**Stated exercise:** Restate the full set of records exactly, word for word.

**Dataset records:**
[start]
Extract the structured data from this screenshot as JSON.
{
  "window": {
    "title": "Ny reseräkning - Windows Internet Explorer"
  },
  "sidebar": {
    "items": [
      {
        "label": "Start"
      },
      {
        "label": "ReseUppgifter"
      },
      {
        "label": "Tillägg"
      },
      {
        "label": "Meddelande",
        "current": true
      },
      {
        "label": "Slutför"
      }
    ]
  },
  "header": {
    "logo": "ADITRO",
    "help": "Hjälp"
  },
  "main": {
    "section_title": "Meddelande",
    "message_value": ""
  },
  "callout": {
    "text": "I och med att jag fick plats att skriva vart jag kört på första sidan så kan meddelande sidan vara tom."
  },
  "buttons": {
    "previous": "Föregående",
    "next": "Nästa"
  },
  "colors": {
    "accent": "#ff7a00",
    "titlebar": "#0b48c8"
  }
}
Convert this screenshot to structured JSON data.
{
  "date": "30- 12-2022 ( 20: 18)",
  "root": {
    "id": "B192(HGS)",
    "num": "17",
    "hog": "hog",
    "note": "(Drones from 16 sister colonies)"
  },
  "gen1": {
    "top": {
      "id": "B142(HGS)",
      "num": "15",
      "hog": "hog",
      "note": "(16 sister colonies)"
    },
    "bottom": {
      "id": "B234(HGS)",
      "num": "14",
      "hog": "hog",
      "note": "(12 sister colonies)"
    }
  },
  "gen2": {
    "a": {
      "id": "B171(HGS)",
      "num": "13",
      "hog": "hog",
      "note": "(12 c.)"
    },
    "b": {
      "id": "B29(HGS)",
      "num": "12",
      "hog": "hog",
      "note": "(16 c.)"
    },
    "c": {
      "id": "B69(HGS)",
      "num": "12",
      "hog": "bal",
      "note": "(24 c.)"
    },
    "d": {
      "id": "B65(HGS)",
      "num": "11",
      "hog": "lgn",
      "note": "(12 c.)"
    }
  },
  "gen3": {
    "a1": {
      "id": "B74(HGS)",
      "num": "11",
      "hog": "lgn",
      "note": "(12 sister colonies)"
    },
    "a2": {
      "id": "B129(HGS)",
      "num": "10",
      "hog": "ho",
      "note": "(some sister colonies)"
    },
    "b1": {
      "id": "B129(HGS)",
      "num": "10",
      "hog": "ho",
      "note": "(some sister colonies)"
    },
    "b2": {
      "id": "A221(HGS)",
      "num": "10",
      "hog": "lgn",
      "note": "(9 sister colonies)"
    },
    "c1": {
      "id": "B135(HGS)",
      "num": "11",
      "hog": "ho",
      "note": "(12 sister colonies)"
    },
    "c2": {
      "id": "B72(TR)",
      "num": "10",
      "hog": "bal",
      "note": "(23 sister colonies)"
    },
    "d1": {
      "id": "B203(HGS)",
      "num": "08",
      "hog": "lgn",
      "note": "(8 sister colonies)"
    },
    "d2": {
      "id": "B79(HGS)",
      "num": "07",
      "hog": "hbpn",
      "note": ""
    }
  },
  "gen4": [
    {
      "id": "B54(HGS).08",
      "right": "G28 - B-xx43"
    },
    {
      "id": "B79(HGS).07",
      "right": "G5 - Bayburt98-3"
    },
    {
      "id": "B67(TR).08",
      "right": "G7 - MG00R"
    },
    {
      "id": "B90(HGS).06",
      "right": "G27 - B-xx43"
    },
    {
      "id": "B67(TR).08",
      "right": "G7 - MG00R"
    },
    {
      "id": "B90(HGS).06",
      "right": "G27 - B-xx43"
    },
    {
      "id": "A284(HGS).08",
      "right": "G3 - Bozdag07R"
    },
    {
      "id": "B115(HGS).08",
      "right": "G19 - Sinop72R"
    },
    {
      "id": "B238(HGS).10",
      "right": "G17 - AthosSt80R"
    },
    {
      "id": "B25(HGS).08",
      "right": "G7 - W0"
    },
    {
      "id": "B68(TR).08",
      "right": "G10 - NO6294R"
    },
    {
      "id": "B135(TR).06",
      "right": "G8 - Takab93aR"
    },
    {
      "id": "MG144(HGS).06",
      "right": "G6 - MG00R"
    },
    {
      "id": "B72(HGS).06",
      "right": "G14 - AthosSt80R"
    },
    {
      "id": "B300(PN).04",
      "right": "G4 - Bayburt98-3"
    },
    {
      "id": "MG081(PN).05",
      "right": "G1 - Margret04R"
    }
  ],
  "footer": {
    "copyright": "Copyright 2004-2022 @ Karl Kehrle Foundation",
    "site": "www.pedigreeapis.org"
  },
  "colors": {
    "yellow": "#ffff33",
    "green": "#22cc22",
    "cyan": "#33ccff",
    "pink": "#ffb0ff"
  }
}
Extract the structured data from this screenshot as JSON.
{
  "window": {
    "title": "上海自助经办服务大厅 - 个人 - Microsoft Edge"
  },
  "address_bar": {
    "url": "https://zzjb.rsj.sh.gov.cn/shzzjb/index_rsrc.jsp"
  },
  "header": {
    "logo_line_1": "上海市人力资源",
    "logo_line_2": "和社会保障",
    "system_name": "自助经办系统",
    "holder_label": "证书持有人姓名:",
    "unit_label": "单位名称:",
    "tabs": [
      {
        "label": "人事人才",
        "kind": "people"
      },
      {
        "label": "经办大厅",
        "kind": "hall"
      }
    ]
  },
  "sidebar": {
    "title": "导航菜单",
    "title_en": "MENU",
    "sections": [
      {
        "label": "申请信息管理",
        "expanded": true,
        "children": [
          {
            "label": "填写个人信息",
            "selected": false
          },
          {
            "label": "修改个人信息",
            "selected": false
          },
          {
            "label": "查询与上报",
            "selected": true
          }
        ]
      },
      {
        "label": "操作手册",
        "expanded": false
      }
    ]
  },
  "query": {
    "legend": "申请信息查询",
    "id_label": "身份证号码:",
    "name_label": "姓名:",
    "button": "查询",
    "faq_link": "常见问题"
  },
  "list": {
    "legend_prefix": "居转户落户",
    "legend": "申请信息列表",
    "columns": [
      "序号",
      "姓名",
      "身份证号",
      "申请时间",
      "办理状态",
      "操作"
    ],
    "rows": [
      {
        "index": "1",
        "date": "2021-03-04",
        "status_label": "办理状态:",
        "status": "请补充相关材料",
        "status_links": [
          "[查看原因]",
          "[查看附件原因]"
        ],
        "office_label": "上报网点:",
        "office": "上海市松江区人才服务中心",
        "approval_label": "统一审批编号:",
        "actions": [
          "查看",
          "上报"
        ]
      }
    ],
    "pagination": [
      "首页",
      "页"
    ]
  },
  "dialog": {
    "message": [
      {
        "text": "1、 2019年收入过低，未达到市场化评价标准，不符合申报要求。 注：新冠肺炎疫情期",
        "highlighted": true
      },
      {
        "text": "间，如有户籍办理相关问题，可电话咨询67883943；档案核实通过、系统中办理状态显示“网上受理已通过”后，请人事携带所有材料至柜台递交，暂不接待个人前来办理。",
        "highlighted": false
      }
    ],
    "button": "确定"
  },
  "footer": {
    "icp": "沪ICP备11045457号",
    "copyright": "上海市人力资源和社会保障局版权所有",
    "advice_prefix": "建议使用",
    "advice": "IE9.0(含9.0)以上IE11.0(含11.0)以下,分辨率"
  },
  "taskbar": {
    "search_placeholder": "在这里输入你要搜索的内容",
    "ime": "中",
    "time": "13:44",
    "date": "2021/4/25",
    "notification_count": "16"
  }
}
[end]
**Result for this exercise:**
Extract the structured data from this screenshot as JSON.
{
  "window": {
    "title": "Ny reseräkning - Windows Internet Explorer"
  },
  "sidebar": {
    "items": [
      {
        "label": "Start"
      },
      {
        "label": "ReseUppgifter"
      },
      {
        "label": "Tillägg"
      },
      {
        "label": "Meddelande",
        "current": true
      },
      {
        "label": "Slutför"
      }
    ]
  },
  "header": {
    "logo": "ADITRO",
    "help": "Hjälp"
  },
  "main": {
    "section_title": "Meddelande",
    "message_value": ""
  },
  "callout": {
    "text": "I och med att jag fick plats att skriva vart jag kört på första sidan så kan meddelande sidan vara tom."
  },
  "buttons": {
    "previous": "Föregående",
    "next": "Nästa"
  },
  "colors": {
    "accent": "#ff7a00",
    "titlebar": "#0b48c8"
  }
}
Convert this screenshot to structured JSON data.
{
  "date": "30- 12-2022 ( 20: 18)",
  "root": {
    "id": "B192(HGS)",
    "num": "17",
    "hog": "hog",
    "note": "(Drones from 16 sister colonies)"
  },
  "gen1": {
    "top": {
      "id": "B142(HGS)",
      "num": "15",
      "hog": "hog",
      "note": "(16 sister colonies)"
    },
    "bottom": {
      "id": "B234(HGS)",
      "num": "14",
      "hog": "hog",
      "note": "(12 sister colonies)"
    }
  },
  "gen2": {
    "a": {
      "id": "B171(HGS)",
      "num": "13",
      "hog": "hog",
      "note": "(12 c.)"
    },
    "b": {
      "id": "B29(HGS)",
      "num": "12",
      "hog": "hog",
      "note": "(16 c.)"
    },
    "c": {
      "id": "B69(HGS)",
      "num": "12",
      "hog": "bal",
      "note": "(24 c.)"
    },
    "d": {
      "id": "B65(HGS)",
      "num": "11",
      "hog": "lgn",
      "note": "(12 c.)"
    }
  },
  "gen3": {
    "a1": {
      "id": "B74(HGS)",
      "num": "11",
      "hog": "lgn",
      "note": "(12 sister colonies)"
    },
    "a2": {
      "id": "B129(HGS)",
      "num": "10",
      "hog": "ho",
      "note": "(some sister colonies)"
    },
    "b1": {
      "id": "B129(HGS)",
      "num": "10",
      "hog": "ho",
      "note": "(some sister colonies)"
    },
    "b2": {
      "id": "A221(HGS)",
      "num": "10",
      "hog": "lgn",
      "note": "(9 sister colonies)"
    },
    "c1": {
      "id": "B135(HGS)",
      "num": "11",
      "hog": "ho",
      "note": "(12 sister colonies)"
    },
    "c2": {
      "id": "B72(TR)",
      "num": "10",
      "hog": "bal",
      "note": "(23 sister colonies)"
    },
    "d1": {
      "id": "B203(HGS)",
      "num": "08",
      "hog": "lgn",
      "note": "(8 sister colonies)"
    },
    "d2": {
      "id": "B79(HGS)",
      "num": "07",
      "hog": "hbpn",
      "note": ""
    }
  },
  "gen4": [
    {
      "id": "B54(HGS).08",
      "right": "G28 - B-xx43"
    },
    {
      "id": "B79(HGS).07",
      "right": "G5 - Bayburt98-3"
    },
    {
      "id": "B67(TR).08",
      "right": "G7 - MG00R"
    },
    {
      "id": "B90(HGS).06",
      "right": "G27 - B-xx43"
    },
    {
      "id": "B67(TR).08",
      "right": "G7 - MG00R"
    },
    {
      "id": "B90(HGS).06",
      "right": "G27 - B-xx43"
    },
    {
      "id": "A284(HGS).08",
      "right": "G3 - Bozdag07R"
    },
    {
      "id": "B115(HGS).08",
      "right": "G19 - Sinop72R"
    },
    {
      "id": "B238(HGS).10",
      "right": "G17 - AthosSt80R"
    },
    {
      "id": "B25(HGS).08",
      "right": "G7 - W0"
    },
    {
      "id": "B68(TR).08",
      "right": "G10 - NO6294R"
    },
    {
      "id": "B135(TR).06",
      "right": "G8 - Takab93aR"
    },
    {
      "id": "MG144(HGS).06",
      "right": "G6 - MG00R"
    },
    {
      "id": "B72(HGS).06",
      "right": "G14 - AthosSt80R"
    },
    {
      "id": "B300(PN).04",
      "right": "G4 - Bayburt98-3"
    },
    {
      "id": "MG081(PN).05",
      "right": "G1 - Margret04R"
    }
  ],
  "footer": {
    "copyright": "Copyright 2004-2022 @ Karl Kehrle Foundation",
    "site": "www.pedigreeapis.org"
  },
  "colors": {
    "yellow": "#ffff33",
    "green": "#22cc22",
    "cyan": "#33ccff",
    "pink": "#ffb0ff"
  }
}
Extract the structured data from this screenshot as JSON.
{
  "window": {
    "title": "上海自助经办服务大厅 - 个人 - Microsoft Edge"
  },
  "address_bar": {
    "url": "https://zzjb.rsj.sh.gov.cn/shzzjb/index_rsrc.jsp"
  },
  "header": {
    "logo_line_1": "上海市人力资源",
    "logo_line_2": "和社会保障",
    "system_name": "自助经办系统",
    "holder_label": "证书持有人姓名:",
    "unit_label": "单位名称:",
    "tabs": [
      {
        "label": "人事人才",
        "kind": "people"
      },
      {
        "label": "经办大厅",
        "kind": "hall"
      }
    ]
  },
  "sidebar": {
    "title": "导航菜单",
    "title_en": "MENU",
    "sections": [
      {
        "label": "申请信息管理",
        "expanded": true,
        "children": [
          {
            "label": "填写个人信息",
            "selected": false
          },
          {
            "label": "修改个人信息",
            "selected": false
          },
          {
            "label": "查询与上报",
            "selected": true
          }
        ]
      },
      {
        "label": "操作手册",
        "expanded": false
      }
    ]
  },
  "query": {
    "legend": "申请信息查询",
    "id_label": "身份证号码:",
    "name_label": "姓名:",
    "button": "查询",
    "faq_link": "常见问题"
  },
  "list": {
    "legend_prefix": "居转户落户",
    "legend": "申请信息列表",
    "columns": [
      "序号",
      "姓名",
      "身份证号",
      "申请时间",
      "办理状态",
      "操作"
    ],
    "rows": [
      {
        "index": "1",
        "date": "2021-03-04",
        "status_label": "办理状态:",
        "status": "请补充相关材料",
        "status_links": [
          "[查看原因]",
          "[查看附件原因]"
        ],
        "office_label": "上报网点:",
        "office": "上海市松江区人才服务中心",
        "approval_label": "统一审批编号:",
        "actions": [
          "查看",
          "上报"
        ]
      }
    ],
    "pagination": [
      "首页",
      "页"
    ]
  },
  "dialog": {
    "message": [
      {
        "text": "1、 2019年收入过低，未达到市场化评价标准，不符合申报要求。 注：新冠肺炎疫情期",
        "highlighted": true
      },
      {
        "text": "间，如有户籍办理相关问题，可电话咨询67883943；档案核实通过、系统中办理状态显示“网上受理已通过”后，请人事携带所有材料至柜台递交，暂不接待个人前来办理。",
        "highlighted": false
      }
    ],
    "button": "确定"
  },
  "footer": {
    "icp": "沪ICP备11045457号",
    "copyright": "上海市人力资源和社会保障局版权所有",
    "advice_prefix": "建议使用",
    "advice": "IE9.0(含9.0)以上IE11.0(含11.0)以下,分辨率"
  },
  "taskbar": {
    "search_placeholder": "在这里输入你要搜索的内容",
    "ime": "中",
    "time": "13:44",
    "date": "2021/4/25",
    "notification_count": "16"
  }
}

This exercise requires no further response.